--- Start of Exercise materials ---

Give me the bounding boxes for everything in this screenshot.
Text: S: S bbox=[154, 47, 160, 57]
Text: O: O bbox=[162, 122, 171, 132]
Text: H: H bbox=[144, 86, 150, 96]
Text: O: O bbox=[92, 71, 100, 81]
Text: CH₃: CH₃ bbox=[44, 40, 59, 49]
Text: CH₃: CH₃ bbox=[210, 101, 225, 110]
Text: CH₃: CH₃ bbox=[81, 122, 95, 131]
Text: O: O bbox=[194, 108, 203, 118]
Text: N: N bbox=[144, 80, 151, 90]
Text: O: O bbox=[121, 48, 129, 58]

--- End of Exercise materials ---

*Instructions for the task*
Reproduce all of the records above line for line, keeping every character unchanged.

*Reply*
Give me the bounding boxes for everything in this screenshot.
Text: S: S bbox=[154, 47, 160, 57]
Text: O: O bbox=[162, 122, 171, 132]
Text: H: H bbox=[144, 86, 150, 96]
Text: O: O bbox=[92, 71, 100, 81]
Text: CH₃: CH₃ bbox=[44, 40, 59, 49]
Text: CH₃: CH₃ bbox=[210, 101, 225, 110]
Text: CH₃: CH₃ bbox=[81, 122, 95, 131]
Text: O: O bbox=[194, 108, 203, 118]
Text: N: N bbox=[144, 80, 151, 90]
Text: O: O bbox=[121, 48, 129, 58]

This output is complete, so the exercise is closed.